● Enunciado del problema:
Escribe la continuación del relato sobre la pandemia que aparece abajo, a partir de su última oración y en la misma primera persona.

● Texto del documento:
Hasta ayer, lo mío con la pandemia venía bien. Pasé por instancias penosas que incluyeron quedar varada o temer por mis parientes del grupo de riesgo, pero se puede decir que me la bancaba. Se puede decir incluso que sobrellevaba la existencia de ese intruso que de “enemigo invisible” había decantado en una especie de “invitado inoportuno”, como un amigo con el que se tropieza de tanto en tanto en casa pero que ya arma las valijas para irse.
Entonces cometí el error de hacer cuentas con los dedos y me dije: “Eran 18 meses para tener una vacuna que nos salve y los esfuerzos de la ciencia nos dieron varias en 8, pero justo cuando se empiezan a aplicar, aparecen nuevas cepas que requieren nuevas vacunas”.
Recordé un corto del Pato Lucas tratando de vender un guión de su propia cosecha, apurando la trama con una serie de cataclismos interminables al final. El pato sudaba por el esfuerzo, pero no tanto como yo: “No es como la tuberculosis o la polio, es algo que no termina”.
Los argumentos tranquilizadores basados en los bajos porcentajes de mortalidad a escala global no me hacían efecto. “Vacunación perpetua” pensé y me toqué el brazo donde aún se ve la pequeña cicatriz de la BCG.

● Los datos:
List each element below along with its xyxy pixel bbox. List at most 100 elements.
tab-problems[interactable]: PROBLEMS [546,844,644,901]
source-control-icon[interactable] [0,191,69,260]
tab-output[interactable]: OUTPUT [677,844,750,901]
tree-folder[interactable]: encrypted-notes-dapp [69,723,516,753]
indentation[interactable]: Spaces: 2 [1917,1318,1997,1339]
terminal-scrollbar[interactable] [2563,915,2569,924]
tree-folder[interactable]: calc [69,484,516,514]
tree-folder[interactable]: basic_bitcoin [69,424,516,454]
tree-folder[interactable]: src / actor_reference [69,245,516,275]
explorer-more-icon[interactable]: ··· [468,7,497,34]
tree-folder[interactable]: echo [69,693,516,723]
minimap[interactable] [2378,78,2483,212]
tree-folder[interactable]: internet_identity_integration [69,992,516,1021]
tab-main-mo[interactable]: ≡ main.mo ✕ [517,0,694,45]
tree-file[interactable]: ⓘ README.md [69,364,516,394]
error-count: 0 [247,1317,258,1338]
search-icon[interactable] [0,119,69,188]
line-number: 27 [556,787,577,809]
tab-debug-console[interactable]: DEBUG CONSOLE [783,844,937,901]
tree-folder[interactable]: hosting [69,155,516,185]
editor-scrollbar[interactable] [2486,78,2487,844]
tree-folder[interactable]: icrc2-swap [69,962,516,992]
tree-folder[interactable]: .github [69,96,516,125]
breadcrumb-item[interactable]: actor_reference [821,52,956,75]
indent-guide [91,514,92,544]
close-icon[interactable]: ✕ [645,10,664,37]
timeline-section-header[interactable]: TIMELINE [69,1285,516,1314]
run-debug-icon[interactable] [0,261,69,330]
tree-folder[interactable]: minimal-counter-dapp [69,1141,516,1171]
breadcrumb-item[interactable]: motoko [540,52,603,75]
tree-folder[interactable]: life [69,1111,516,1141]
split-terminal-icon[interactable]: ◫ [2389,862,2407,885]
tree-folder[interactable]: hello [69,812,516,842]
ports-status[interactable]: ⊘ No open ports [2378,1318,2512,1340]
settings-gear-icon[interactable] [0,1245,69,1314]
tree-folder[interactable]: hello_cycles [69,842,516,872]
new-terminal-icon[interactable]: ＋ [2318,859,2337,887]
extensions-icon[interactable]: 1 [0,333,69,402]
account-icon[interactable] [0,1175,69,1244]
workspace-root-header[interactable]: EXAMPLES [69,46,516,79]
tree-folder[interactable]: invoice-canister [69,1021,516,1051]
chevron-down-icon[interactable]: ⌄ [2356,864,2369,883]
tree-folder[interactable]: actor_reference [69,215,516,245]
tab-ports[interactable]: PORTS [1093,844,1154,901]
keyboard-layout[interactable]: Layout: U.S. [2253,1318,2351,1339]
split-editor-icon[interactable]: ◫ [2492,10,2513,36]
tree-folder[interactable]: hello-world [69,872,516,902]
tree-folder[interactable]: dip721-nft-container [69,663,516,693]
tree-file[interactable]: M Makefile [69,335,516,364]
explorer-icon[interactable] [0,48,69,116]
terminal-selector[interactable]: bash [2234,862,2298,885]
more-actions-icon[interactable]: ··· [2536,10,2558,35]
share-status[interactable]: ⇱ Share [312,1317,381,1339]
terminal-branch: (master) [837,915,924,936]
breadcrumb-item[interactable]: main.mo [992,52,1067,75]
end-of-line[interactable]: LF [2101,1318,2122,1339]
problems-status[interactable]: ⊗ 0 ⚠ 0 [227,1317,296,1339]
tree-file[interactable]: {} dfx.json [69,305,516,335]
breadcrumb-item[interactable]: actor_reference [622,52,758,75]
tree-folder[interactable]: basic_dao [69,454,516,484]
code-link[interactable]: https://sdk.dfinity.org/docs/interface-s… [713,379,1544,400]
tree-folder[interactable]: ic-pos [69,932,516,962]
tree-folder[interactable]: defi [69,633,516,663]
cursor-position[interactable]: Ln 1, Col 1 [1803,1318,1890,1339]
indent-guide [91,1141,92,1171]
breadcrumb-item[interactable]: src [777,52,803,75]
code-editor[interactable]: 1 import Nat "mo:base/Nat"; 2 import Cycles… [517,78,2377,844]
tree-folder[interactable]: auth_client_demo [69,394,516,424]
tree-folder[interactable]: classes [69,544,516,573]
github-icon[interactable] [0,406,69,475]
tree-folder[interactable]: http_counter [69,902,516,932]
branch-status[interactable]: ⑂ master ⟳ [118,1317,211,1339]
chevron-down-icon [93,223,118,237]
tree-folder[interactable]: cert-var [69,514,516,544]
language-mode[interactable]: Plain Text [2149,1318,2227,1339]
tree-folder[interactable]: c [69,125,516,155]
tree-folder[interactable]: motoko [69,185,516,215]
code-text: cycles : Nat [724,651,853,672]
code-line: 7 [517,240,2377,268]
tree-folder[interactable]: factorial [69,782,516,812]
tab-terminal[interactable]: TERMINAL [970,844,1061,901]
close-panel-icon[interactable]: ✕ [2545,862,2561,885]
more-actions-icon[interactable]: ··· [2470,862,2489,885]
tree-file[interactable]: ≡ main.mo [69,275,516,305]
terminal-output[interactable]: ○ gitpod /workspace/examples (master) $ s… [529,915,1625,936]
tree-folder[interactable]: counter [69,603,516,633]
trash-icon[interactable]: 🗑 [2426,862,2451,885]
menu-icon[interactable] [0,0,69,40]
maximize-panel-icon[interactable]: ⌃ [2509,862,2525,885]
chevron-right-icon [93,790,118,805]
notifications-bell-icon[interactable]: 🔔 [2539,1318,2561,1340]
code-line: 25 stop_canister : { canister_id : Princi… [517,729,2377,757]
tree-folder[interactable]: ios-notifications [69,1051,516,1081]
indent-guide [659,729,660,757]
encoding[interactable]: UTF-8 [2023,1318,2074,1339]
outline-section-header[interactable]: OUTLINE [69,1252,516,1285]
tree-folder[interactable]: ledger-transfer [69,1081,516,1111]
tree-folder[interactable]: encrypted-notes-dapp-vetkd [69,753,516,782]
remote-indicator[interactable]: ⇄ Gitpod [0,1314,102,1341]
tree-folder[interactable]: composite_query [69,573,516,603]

● Espacio de respuesta:
La idea de transformarme en una suerte de muñeca vudú de las inyecciones a cambio de un poco de paz, no sirvió de nada porque me asaltó una idea peor. “Si a diferencia de los virus gripales que conocíamos, tendientes a perder virulencia con el tiempo, este se vuelve más potente y mutante cada día ¿por qué descartar la aparición de nuevos virus recargados en potencia y maldad?”.
Un rápido repaso por los medios de países que ya van para la cuarta ola fue casi como un tiro de gracia: pasaportes sanitarios, centros de aislamiento forzados, cuarentenas periódicas y un sinfín de planes y medidas restrictivas, barajados con pulso trémulo frente a un virus que se reconvierte con más tenacidad que Madonna.
Ahora sé que el invitado, intrusivo e invisible, nunca terminará de armar sus valijas. Él también se queda en casa.